DIRECTIONS. Find the lines of data that contain the string "создания", then list them.

RECORDS FOR THIS EXERCISE.
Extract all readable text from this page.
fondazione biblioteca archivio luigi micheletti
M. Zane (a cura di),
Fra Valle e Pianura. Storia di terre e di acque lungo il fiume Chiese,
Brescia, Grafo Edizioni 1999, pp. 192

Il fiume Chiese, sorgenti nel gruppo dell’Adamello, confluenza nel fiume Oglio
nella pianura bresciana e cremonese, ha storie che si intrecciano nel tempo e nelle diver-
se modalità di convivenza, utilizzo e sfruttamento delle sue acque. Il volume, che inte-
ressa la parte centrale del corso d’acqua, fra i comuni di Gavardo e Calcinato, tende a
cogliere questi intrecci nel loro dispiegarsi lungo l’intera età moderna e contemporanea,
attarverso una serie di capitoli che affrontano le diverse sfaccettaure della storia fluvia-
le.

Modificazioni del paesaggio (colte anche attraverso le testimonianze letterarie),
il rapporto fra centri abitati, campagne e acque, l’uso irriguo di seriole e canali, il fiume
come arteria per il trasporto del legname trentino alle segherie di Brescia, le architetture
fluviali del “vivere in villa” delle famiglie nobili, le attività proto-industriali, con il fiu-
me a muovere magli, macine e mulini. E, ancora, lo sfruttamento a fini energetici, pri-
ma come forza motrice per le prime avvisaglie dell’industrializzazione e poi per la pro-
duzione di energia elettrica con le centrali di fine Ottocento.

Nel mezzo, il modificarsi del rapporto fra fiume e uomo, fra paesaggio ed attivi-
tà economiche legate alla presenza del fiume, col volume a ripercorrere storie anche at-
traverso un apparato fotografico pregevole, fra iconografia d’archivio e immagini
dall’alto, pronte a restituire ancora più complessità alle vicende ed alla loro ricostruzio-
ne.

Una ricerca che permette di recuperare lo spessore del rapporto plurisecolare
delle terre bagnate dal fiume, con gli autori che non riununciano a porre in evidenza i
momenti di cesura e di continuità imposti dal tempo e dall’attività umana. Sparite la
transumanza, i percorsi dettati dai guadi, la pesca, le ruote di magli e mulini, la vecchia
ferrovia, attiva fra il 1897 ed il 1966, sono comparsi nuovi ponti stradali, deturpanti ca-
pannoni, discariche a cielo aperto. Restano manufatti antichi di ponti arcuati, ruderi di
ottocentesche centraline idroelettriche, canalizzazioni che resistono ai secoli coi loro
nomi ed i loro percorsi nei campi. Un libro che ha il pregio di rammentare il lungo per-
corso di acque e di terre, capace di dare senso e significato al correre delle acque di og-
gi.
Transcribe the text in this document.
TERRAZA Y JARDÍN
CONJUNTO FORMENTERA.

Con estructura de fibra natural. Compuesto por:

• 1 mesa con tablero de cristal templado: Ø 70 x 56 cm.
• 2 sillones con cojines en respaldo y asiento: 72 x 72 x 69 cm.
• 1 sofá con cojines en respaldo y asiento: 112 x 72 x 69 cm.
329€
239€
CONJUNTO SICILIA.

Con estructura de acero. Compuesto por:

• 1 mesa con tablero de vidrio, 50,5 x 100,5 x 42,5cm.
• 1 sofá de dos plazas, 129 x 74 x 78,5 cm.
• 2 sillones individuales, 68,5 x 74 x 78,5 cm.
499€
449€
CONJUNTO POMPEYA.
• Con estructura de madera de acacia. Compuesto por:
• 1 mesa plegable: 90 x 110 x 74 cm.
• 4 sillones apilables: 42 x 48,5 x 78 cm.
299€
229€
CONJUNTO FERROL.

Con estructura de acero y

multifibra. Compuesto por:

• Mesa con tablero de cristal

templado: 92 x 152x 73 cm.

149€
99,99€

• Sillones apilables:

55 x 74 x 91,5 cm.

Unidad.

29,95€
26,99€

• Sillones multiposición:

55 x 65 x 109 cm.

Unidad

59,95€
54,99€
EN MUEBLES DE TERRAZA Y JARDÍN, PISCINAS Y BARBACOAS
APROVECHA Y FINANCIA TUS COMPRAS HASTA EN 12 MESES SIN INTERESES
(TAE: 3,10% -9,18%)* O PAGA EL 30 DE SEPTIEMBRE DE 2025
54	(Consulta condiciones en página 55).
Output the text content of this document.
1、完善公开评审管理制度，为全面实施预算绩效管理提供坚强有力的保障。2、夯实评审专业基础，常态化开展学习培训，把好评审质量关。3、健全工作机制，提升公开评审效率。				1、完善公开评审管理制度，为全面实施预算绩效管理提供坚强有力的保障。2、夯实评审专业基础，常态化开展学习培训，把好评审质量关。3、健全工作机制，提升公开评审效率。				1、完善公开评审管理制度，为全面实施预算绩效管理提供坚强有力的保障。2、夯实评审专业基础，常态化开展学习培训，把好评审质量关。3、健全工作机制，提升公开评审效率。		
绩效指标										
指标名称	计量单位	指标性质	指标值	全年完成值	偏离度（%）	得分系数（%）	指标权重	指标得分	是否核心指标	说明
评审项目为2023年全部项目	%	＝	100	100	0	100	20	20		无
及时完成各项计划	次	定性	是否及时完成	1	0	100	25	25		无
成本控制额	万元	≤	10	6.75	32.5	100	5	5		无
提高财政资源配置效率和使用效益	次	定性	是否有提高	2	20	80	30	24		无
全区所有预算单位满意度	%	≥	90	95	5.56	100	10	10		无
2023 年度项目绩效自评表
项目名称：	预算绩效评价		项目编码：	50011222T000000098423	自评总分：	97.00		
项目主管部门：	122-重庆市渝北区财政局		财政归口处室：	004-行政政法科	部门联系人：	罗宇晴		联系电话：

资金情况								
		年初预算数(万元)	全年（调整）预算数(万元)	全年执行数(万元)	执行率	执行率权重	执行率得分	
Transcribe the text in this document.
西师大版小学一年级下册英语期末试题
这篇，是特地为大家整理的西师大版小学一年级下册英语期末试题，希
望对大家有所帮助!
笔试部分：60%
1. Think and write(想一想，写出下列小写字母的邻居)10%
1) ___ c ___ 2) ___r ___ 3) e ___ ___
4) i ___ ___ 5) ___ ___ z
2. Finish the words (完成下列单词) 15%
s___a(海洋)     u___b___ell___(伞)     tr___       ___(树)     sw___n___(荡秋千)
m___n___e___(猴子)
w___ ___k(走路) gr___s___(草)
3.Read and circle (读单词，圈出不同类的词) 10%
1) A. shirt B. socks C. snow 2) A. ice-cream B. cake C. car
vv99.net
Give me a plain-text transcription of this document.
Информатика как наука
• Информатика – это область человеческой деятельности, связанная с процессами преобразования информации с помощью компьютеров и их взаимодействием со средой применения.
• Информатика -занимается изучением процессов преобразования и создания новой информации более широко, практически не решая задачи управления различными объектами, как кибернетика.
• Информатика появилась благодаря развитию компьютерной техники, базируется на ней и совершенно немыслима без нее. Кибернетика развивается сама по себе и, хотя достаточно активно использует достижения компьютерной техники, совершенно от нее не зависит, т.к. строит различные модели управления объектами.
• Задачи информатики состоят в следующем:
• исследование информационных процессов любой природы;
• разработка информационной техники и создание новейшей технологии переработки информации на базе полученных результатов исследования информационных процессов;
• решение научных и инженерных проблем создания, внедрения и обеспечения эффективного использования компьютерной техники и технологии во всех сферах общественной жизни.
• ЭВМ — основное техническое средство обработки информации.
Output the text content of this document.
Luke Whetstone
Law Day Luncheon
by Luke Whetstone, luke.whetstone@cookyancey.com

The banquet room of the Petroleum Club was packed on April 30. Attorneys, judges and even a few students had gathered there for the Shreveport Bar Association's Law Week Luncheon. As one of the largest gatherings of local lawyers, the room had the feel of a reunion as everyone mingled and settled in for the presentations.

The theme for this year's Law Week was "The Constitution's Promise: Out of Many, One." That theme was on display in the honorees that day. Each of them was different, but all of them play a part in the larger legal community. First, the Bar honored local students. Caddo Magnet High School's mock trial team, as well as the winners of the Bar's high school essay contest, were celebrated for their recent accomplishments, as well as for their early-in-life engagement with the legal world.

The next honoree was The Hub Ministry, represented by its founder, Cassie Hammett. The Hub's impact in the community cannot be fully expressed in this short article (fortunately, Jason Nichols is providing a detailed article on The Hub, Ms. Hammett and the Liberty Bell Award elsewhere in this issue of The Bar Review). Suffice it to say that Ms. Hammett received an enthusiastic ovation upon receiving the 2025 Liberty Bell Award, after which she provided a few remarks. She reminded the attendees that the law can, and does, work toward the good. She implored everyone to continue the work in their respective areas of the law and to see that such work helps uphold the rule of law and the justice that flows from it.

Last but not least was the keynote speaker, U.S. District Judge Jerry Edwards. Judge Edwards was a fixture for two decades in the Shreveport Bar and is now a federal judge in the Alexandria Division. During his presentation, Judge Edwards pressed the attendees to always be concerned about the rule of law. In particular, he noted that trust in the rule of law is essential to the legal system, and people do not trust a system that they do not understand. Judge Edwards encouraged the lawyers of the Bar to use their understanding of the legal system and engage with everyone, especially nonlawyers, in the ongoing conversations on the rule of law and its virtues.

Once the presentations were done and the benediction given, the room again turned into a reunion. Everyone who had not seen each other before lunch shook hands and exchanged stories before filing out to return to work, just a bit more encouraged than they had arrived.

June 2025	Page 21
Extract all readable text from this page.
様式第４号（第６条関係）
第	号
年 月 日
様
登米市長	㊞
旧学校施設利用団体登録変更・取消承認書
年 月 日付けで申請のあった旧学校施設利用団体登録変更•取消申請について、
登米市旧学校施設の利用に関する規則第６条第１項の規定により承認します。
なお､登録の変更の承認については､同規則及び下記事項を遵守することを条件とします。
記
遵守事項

ANSWER FOR THIS EXERCISE.
• Информатика -занимается изучением процессов преобразования и создания новой информации более широко, практически не решая задачи управления различными объектами, как кибернетика.
• решение научных и инженерных проблем создания, внедрения и обеспечения эффективного использования компьютерной техники и технологии во всех сферах общественной жизни.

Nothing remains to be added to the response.